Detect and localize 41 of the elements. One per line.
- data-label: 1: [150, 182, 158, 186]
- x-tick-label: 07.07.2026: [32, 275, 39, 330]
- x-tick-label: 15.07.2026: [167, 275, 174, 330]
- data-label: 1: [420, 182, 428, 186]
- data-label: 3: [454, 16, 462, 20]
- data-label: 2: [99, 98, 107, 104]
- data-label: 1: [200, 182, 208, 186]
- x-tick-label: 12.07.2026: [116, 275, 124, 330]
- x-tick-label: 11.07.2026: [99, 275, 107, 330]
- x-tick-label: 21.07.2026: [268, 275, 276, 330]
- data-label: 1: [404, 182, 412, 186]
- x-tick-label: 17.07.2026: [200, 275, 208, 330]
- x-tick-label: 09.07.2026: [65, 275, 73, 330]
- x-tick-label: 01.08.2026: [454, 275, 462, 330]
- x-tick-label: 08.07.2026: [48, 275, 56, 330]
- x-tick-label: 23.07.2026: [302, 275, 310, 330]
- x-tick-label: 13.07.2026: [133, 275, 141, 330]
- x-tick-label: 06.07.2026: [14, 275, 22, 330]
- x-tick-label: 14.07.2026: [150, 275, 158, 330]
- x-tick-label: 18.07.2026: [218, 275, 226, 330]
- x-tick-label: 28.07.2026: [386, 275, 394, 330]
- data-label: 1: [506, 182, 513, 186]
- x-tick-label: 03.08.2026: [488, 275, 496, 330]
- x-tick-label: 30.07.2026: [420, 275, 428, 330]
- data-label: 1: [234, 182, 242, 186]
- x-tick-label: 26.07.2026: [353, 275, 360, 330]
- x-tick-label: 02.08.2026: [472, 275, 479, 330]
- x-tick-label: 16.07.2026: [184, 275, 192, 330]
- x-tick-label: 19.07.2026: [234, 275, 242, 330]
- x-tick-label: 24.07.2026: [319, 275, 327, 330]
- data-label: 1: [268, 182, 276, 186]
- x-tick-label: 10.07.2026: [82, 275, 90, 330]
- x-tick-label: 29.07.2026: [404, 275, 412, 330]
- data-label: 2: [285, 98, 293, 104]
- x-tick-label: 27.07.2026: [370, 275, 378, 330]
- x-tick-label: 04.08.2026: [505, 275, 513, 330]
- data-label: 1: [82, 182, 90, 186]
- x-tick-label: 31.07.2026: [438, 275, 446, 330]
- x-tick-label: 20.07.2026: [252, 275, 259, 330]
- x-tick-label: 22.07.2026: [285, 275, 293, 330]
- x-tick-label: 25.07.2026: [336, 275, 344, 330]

=-=-=-=-=

GIVEN REQUEST >>
Count the lines in the listing above that contain the string "data", with case significant. Reply with the number only.

TASK RESULT >>
11